* [Written request]
Lift every line from the entries that includes the word "text".

--- Start ---

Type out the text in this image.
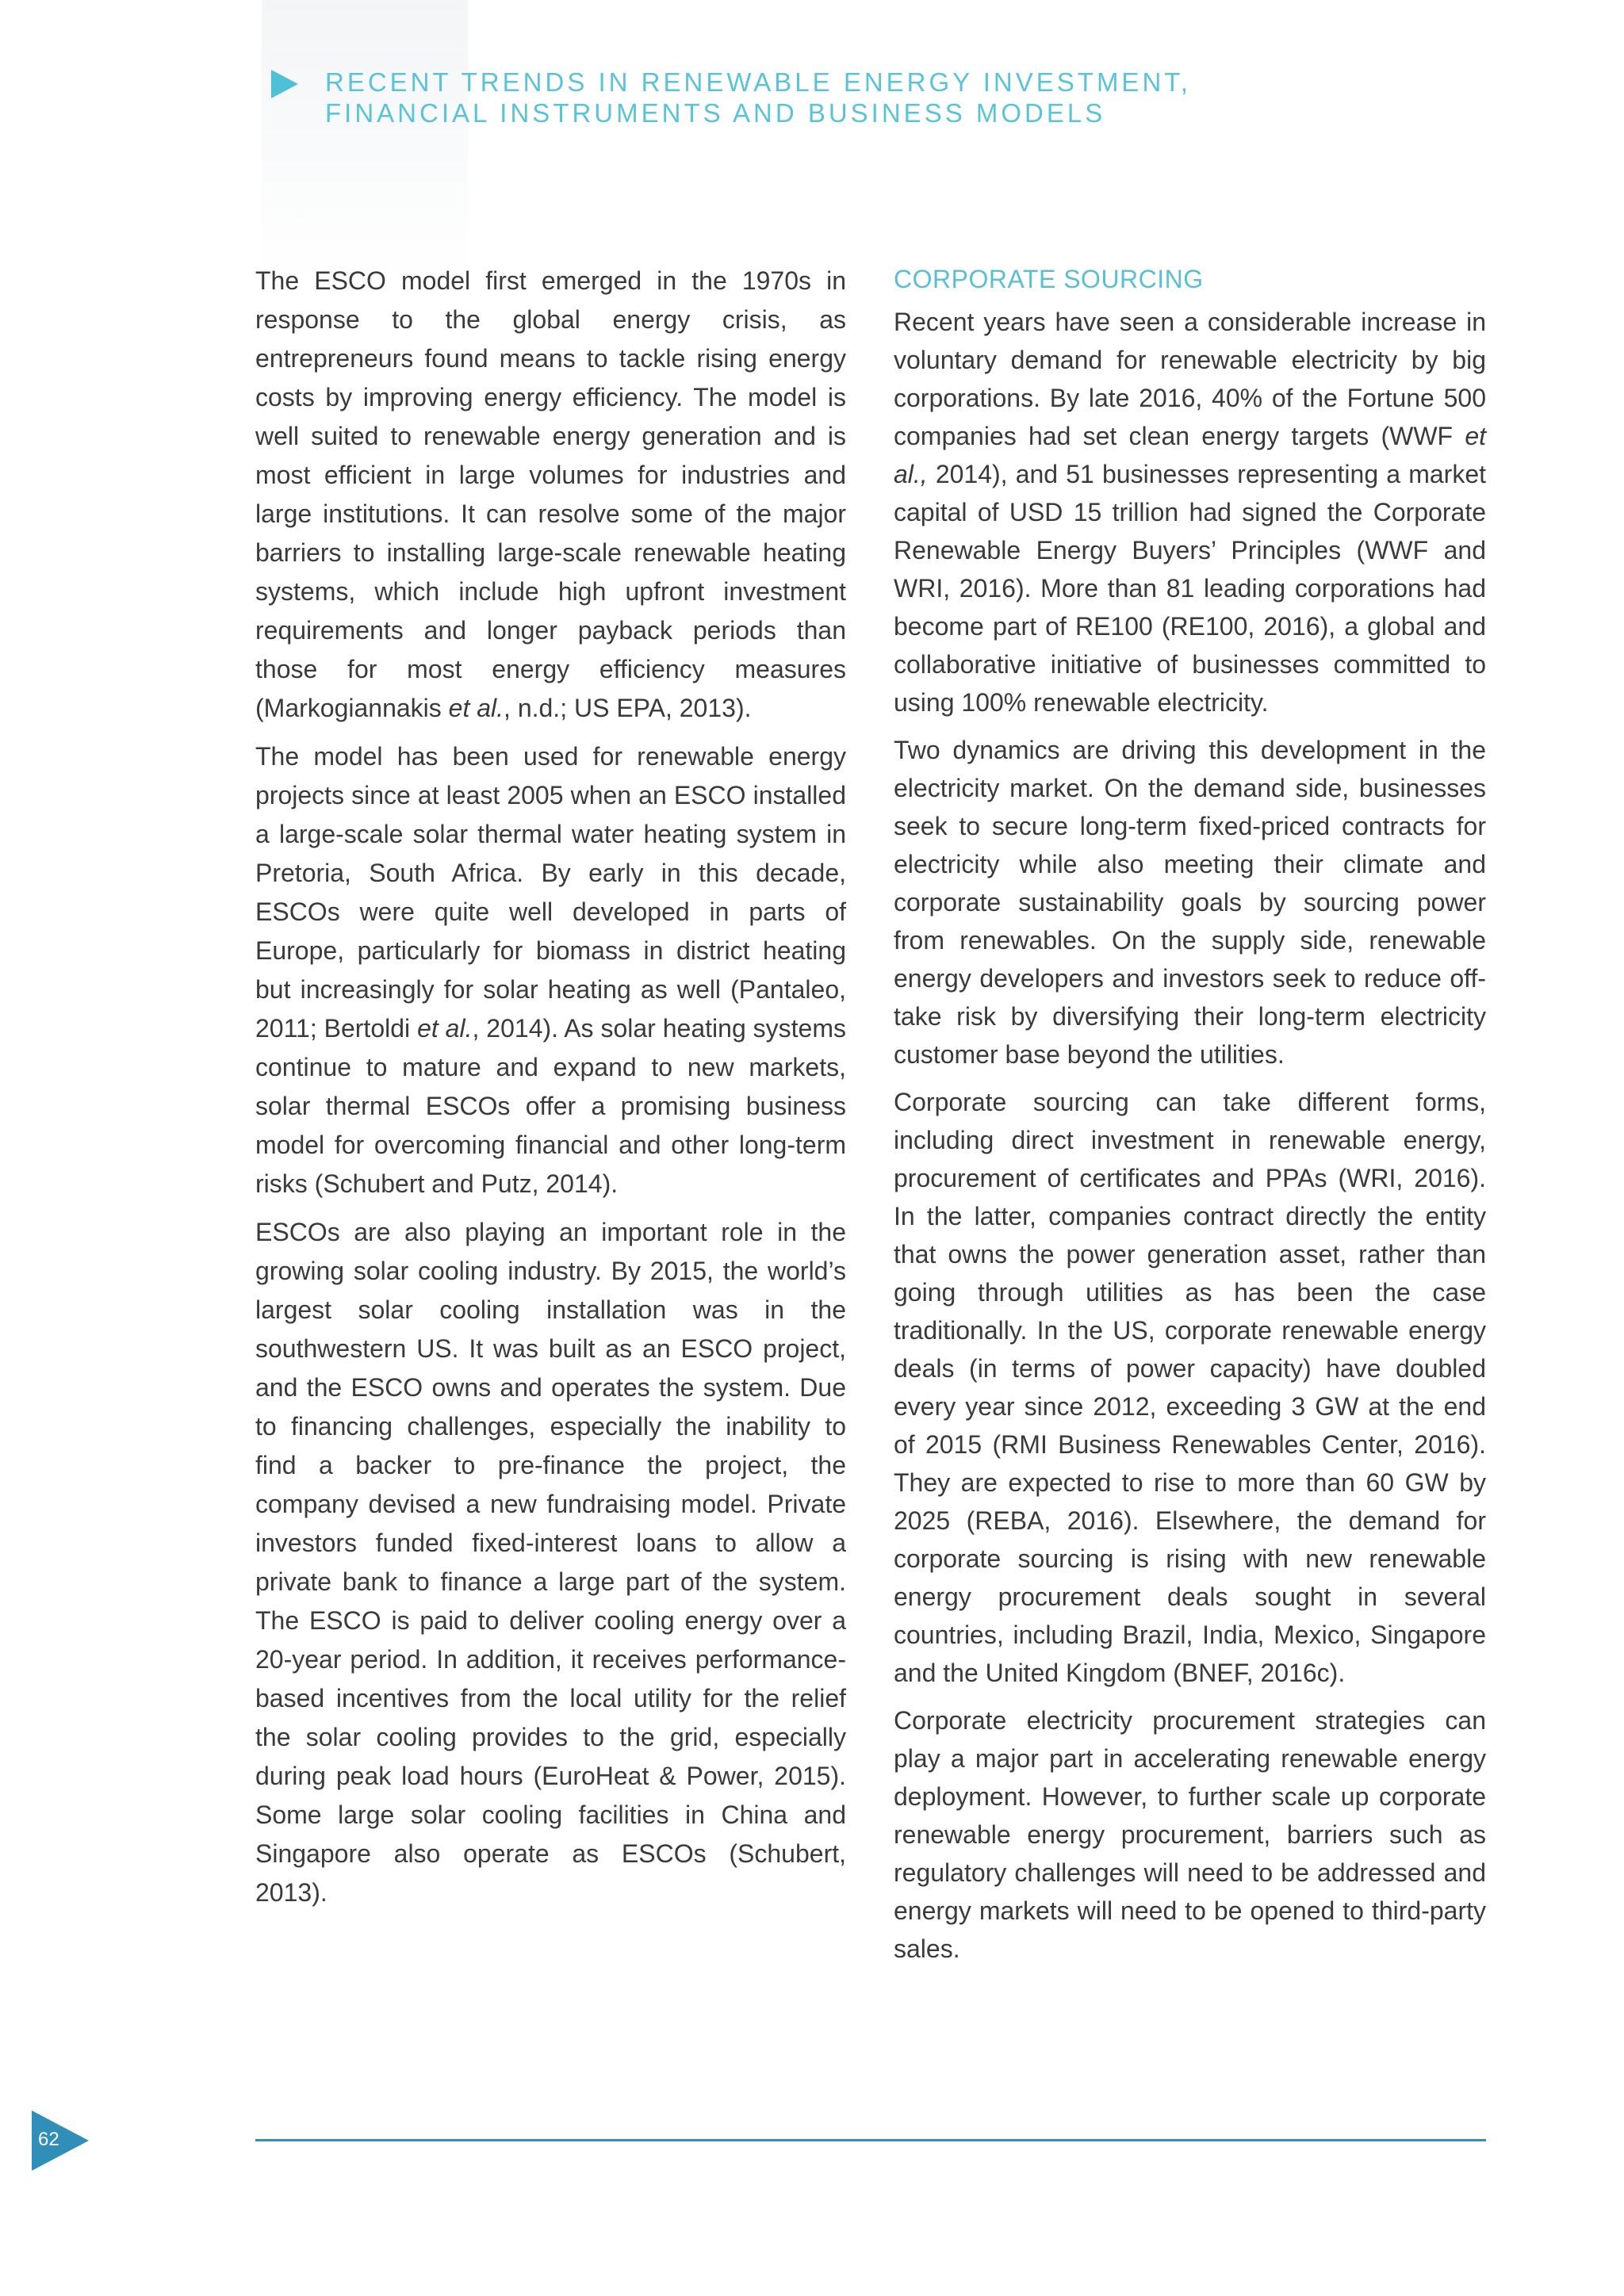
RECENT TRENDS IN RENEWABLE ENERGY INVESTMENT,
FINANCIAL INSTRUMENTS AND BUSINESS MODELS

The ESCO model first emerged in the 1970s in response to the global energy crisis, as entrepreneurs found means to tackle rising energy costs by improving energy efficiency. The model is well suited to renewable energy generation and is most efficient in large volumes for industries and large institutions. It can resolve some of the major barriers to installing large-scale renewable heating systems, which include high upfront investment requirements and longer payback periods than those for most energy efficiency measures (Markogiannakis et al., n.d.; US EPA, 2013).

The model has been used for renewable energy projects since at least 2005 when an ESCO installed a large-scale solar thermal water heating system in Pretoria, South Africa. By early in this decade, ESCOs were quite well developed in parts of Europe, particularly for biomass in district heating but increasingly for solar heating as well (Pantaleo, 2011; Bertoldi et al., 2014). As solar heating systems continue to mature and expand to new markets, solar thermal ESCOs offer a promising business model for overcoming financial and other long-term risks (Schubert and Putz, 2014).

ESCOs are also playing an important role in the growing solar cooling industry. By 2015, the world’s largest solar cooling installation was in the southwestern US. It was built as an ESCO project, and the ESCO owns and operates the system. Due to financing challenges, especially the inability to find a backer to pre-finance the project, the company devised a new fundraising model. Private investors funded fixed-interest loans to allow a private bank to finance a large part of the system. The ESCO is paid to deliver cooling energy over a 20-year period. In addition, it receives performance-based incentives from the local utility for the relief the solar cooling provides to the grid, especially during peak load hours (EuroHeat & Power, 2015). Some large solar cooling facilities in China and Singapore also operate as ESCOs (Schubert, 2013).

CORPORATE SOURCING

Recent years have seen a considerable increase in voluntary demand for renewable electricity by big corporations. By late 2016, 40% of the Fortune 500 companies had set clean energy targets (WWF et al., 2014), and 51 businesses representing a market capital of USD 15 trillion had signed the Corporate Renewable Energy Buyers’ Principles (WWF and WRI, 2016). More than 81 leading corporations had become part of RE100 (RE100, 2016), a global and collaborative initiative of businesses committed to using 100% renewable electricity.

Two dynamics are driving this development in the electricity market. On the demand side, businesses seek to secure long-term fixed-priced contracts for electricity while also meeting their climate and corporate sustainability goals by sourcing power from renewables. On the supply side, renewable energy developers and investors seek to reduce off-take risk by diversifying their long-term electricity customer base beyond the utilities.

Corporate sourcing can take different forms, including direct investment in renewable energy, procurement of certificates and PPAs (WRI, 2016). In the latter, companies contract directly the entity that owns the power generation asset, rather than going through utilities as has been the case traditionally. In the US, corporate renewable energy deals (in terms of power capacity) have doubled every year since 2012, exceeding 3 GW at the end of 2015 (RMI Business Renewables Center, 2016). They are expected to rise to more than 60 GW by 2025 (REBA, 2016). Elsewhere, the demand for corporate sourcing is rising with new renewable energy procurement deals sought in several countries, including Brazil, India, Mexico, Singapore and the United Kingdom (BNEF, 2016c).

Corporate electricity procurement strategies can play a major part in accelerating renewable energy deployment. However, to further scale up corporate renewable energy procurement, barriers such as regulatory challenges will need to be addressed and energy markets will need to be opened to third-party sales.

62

--- End ---
--- Start ---

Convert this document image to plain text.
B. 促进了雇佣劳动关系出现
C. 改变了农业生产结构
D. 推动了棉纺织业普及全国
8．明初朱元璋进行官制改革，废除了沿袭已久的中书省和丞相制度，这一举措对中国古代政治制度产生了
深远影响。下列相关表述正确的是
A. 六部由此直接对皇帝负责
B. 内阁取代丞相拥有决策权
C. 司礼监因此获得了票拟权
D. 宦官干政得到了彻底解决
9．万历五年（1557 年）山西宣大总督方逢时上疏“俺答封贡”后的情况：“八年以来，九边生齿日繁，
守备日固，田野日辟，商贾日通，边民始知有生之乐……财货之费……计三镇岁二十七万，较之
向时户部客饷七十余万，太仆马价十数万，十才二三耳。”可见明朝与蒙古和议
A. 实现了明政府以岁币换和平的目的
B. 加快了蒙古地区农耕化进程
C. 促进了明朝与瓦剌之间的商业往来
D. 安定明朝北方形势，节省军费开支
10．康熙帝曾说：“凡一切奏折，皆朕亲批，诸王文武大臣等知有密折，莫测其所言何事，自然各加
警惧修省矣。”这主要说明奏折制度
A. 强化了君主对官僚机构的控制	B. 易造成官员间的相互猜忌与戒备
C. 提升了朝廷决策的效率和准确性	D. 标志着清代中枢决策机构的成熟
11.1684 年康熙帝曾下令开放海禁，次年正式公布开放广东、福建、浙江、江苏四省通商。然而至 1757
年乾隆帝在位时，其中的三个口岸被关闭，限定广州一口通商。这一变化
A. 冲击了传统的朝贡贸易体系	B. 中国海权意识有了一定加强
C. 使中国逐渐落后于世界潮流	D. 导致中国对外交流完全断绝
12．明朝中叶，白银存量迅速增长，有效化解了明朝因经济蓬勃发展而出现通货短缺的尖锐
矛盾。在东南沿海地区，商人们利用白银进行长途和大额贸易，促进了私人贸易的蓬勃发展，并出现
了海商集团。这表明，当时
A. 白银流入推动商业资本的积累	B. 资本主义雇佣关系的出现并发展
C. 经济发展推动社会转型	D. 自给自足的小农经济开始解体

--- End ---
--- Start ---

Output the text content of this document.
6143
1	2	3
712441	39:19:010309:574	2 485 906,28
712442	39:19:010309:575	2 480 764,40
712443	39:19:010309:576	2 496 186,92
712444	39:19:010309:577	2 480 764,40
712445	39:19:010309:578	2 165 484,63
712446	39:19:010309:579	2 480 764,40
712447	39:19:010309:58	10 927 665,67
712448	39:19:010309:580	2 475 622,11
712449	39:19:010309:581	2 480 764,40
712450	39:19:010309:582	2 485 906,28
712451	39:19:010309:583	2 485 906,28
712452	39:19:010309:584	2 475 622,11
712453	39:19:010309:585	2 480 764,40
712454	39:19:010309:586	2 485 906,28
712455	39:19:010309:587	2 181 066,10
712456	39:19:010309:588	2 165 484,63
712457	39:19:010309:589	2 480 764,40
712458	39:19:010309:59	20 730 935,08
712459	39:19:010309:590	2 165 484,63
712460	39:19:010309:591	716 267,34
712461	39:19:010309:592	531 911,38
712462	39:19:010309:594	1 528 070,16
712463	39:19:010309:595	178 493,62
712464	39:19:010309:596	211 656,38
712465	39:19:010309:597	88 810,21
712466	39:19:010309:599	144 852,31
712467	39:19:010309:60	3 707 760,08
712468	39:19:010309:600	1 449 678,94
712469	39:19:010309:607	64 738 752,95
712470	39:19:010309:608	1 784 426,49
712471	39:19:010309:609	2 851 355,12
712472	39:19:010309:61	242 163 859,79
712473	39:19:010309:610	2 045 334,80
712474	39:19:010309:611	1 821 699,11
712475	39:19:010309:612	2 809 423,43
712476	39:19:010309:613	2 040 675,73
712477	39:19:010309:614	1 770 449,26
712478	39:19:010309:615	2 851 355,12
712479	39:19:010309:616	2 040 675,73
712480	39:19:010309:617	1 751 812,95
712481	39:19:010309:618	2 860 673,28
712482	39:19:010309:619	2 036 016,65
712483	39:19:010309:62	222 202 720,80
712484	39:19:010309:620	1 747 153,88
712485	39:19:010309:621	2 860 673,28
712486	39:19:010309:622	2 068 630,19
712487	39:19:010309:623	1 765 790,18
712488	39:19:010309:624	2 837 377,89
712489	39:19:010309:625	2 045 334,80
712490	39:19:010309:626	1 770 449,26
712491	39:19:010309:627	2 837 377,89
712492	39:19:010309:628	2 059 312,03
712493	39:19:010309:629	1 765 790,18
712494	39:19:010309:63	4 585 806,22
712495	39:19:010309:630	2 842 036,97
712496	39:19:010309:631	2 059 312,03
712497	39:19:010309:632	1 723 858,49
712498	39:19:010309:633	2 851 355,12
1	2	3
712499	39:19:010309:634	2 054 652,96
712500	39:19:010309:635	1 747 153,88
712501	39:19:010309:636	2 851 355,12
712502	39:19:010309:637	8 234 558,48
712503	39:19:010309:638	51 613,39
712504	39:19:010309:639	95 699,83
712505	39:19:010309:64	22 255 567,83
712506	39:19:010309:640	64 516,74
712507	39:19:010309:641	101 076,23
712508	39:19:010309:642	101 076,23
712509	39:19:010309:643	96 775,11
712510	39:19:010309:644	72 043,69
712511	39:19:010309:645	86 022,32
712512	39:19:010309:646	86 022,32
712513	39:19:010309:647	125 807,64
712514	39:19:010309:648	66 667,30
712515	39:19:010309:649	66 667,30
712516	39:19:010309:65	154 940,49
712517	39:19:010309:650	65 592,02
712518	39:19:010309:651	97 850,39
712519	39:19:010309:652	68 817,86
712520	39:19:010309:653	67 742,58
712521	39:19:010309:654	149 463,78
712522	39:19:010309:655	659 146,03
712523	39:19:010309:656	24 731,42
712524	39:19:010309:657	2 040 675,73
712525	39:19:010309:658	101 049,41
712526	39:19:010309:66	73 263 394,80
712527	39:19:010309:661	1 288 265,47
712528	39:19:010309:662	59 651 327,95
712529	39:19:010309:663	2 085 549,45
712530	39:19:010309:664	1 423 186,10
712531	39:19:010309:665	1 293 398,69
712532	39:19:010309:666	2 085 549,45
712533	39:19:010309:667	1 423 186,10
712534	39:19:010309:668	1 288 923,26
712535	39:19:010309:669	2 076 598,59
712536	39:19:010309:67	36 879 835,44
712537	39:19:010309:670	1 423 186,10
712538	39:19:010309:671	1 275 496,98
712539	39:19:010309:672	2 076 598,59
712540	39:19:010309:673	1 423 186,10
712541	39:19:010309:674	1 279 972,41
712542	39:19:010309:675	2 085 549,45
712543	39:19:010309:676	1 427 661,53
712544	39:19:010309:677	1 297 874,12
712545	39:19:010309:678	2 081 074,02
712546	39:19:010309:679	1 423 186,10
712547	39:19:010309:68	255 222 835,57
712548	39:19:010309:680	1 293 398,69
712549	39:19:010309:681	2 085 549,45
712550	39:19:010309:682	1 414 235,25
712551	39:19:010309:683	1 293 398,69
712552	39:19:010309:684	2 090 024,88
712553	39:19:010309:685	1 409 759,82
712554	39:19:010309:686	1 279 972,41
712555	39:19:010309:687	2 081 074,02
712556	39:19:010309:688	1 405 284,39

--- End ---

* [Exercise answer]
Type out the text in this image.
Convert this document image to plain text.
Output the text content of this document.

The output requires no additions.